Input |
• • • •

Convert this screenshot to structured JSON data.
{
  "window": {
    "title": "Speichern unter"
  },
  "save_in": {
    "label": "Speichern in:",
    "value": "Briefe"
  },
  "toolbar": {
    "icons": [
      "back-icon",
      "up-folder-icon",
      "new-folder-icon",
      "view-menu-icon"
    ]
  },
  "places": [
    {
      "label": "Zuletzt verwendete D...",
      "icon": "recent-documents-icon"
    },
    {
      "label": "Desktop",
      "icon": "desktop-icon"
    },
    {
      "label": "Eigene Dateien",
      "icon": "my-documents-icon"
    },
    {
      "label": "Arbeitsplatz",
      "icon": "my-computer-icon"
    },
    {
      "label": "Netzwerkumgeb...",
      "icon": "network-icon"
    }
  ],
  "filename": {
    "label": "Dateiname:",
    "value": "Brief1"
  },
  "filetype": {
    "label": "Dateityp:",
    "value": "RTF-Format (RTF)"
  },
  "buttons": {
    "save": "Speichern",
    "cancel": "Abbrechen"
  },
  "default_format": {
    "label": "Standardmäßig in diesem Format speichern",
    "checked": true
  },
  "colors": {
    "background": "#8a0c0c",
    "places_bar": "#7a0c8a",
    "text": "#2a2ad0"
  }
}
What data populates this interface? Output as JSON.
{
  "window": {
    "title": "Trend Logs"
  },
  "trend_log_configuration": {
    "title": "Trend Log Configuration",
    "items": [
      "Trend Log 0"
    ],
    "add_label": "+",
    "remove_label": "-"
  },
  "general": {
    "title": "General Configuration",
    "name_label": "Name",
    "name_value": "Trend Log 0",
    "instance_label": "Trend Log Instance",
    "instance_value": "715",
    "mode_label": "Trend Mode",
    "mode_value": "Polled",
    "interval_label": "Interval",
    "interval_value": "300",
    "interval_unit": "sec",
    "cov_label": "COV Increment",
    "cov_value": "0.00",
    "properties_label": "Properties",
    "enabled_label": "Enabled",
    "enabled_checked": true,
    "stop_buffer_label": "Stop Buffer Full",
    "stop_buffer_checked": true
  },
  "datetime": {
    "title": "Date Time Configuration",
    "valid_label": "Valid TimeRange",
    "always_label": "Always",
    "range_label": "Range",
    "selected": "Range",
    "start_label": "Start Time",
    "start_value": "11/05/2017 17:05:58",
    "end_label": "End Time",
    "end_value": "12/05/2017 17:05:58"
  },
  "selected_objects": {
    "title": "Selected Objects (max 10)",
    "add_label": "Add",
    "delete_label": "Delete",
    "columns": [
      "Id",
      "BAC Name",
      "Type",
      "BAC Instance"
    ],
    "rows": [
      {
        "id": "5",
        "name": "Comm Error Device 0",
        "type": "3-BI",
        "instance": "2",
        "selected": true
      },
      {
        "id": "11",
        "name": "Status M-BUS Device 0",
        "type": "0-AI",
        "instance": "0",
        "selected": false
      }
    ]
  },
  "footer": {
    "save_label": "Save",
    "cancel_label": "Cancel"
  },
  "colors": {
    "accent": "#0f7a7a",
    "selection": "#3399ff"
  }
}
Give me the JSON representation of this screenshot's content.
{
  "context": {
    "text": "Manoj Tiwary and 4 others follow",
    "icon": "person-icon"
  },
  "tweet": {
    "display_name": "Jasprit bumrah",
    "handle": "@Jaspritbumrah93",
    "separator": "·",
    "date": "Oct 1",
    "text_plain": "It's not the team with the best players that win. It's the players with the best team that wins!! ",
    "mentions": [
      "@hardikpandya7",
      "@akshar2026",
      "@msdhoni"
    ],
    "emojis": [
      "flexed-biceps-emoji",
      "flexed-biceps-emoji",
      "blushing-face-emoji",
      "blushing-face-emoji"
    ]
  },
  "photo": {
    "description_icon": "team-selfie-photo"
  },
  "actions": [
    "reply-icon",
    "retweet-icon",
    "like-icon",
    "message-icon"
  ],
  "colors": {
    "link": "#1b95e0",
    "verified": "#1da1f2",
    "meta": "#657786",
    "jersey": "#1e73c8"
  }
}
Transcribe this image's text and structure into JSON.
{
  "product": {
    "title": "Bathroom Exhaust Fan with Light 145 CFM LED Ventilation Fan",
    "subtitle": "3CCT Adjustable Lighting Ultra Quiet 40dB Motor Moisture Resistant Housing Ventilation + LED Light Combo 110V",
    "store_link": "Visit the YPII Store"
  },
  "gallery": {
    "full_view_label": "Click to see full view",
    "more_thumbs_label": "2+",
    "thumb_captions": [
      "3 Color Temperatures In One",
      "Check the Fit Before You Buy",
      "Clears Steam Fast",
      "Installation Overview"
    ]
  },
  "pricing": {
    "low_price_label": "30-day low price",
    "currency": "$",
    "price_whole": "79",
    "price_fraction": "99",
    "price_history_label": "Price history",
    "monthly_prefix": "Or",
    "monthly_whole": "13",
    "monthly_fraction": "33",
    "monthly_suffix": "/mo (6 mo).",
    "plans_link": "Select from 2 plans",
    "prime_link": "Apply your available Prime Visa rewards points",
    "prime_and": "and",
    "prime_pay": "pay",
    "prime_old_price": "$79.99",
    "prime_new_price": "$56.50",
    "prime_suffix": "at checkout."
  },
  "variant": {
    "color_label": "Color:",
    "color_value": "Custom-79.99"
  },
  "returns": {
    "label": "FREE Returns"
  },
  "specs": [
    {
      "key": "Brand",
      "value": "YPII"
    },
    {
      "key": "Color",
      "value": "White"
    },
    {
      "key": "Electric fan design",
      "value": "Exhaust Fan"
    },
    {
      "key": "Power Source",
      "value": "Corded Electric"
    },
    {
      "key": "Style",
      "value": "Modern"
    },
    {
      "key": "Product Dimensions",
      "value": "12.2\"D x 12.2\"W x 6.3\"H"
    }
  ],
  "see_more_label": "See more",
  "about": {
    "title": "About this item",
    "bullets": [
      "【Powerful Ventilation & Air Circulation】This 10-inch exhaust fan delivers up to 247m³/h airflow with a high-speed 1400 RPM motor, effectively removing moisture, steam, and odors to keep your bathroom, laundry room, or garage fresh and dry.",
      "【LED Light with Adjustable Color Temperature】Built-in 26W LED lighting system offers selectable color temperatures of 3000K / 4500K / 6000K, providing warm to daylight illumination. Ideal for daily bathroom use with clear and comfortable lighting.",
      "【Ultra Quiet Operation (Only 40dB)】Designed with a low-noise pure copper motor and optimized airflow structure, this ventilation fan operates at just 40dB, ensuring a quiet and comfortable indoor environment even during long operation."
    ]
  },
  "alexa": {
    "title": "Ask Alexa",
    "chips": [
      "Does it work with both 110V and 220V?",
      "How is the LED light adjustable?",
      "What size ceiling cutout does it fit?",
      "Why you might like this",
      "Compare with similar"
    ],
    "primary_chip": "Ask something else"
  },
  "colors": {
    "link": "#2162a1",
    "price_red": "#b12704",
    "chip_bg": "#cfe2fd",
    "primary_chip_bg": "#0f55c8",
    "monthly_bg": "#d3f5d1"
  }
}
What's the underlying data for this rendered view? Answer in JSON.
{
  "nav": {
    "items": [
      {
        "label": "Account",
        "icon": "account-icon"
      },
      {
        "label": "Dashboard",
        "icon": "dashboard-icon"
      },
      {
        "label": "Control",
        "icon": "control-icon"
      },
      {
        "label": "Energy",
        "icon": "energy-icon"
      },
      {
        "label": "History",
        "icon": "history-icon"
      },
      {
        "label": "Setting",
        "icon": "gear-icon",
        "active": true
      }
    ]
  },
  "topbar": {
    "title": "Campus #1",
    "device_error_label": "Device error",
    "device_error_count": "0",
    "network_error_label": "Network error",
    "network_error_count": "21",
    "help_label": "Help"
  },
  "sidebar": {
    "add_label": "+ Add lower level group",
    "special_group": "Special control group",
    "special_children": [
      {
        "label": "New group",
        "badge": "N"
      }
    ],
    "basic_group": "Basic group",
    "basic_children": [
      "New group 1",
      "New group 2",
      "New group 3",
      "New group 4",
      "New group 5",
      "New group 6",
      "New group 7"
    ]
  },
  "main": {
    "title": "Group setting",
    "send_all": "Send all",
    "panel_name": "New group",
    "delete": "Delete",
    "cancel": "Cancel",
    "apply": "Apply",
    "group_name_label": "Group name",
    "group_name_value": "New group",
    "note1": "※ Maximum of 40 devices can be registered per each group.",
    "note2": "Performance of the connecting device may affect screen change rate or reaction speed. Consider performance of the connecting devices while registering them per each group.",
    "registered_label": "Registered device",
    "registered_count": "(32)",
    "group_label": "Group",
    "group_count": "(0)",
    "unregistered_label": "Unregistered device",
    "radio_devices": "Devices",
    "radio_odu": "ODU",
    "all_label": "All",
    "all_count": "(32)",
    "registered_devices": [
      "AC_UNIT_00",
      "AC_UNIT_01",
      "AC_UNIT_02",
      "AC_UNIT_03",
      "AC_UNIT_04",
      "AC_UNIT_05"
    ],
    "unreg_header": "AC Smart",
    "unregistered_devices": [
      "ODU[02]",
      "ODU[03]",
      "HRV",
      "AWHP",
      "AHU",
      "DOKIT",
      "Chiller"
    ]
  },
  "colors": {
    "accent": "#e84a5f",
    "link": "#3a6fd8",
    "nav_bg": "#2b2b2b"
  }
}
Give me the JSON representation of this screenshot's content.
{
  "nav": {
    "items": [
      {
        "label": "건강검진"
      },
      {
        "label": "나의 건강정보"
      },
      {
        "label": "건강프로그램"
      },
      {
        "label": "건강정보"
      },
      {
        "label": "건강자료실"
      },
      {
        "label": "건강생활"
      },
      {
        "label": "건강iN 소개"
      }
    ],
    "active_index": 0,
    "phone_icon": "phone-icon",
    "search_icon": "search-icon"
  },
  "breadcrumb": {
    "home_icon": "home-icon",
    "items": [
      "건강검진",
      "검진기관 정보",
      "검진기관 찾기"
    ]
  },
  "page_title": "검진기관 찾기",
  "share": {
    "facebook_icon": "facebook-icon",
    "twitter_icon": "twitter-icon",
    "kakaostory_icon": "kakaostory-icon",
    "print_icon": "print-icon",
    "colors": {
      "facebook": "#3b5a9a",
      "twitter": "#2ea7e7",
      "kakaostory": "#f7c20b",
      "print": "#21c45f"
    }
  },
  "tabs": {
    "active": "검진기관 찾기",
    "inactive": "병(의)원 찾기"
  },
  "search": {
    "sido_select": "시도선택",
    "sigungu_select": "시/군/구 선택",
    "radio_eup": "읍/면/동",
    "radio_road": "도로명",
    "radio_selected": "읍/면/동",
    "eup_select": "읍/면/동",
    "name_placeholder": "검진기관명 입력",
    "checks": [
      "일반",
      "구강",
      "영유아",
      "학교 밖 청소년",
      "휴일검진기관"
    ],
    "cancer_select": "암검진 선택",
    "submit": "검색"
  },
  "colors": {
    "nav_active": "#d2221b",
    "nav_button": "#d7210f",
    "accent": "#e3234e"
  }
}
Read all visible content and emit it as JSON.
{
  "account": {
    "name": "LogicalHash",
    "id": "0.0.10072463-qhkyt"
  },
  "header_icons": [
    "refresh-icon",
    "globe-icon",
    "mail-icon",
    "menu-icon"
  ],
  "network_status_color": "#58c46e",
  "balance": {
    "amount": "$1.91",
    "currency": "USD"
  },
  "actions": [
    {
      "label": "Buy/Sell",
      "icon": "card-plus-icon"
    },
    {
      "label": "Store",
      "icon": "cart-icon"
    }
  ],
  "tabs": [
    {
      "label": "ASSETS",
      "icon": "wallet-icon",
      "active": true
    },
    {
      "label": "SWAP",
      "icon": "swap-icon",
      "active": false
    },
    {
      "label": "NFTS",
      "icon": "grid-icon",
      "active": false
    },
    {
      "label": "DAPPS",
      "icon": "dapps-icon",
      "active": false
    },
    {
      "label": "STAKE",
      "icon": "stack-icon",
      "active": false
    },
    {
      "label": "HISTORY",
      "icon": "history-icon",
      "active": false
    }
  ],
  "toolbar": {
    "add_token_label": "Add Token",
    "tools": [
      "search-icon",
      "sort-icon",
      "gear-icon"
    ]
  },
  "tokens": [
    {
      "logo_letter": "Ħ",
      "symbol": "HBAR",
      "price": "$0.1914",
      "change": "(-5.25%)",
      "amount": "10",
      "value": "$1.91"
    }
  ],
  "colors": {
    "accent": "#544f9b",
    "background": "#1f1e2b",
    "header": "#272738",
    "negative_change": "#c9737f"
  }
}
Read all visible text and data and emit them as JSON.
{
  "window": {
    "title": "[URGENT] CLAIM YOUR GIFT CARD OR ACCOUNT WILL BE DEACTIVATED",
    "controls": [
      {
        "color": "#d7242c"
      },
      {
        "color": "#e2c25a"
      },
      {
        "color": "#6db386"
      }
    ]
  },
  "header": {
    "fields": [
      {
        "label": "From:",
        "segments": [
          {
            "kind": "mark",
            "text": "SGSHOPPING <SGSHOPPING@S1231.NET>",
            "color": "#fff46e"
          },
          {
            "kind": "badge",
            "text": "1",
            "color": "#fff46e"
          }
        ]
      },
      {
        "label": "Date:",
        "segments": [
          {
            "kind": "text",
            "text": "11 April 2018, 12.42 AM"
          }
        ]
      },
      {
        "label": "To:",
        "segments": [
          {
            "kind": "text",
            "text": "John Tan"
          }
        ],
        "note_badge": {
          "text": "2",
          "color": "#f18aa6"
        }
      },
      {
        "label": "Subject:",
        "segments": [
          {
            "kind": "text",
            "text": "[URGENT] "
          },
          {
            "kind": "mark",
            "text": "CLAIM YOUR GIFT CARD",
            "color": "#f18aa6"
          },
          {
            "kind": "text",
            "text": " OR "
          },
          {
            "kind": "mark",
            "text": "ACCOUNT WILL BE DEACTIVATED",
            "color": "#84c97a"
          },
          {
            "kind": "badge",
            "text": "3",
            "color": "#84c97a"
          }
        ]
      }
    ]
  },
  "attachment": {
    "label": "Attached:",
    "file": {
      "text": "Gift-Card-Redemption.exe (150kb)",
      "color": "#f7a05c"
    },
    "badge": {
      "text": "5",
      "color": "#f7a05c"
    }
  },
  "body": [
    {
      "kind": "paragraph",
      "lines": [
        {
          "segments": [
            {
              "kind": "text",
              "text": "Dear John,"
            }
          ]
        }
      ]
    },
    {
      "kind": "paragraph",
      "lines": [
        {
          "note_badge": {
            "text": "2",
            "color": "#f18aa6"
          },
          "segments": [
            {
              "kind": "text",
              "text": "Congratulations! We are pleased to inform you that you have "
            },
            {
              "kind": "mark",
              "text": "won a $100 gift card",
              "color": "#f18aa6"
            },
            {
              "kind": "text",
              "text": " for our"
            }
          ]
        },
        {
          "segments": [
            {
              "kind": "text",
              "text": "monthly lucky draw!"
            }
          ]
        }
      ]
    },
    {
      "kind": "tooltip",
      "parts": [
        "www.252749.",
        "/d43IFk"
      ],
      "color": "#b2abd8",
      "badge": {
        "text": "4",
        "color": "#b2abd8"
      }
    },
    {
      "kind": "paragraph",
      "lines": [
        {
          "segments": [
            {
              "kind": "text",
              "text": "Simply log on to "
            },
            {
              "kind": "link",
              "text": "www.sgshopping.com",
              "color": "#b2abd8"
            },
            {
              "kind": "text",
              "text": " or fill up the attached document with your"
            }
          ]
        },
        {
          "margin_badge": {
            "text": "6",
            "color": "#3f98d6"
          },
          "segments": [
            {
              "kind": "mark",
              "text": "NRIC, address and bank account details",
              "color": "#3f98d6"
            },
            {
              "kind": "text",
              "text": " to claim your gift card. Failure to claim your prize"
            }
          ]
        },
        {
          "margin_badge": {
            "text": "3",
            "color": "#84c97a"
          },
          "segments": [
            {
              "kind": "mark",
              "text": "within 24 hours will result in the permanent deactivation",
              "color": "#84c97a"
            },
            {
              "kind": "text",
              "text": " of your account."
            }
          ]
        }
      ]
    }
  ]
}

• • • •

Look for "comfortable" and pull out every line that has it.

Right answer |
      "【LED Light with Adjustable Color Temperature】Built-in 26W LED lighting system offers selectable color temperatures of 3000K / 4500K / 6000K, providing warm to daylight illumination. Ideal for daily bathroom use with clear and comfortable lighting.",
      "【Ultra Quiet Operation (Only 40dB)】Designed with a low-noise pure copper motor and optimized airflow structure, this ventilation fan operates at just 40dB, ensuring a quiet and comfortable indoor environment even during long operation."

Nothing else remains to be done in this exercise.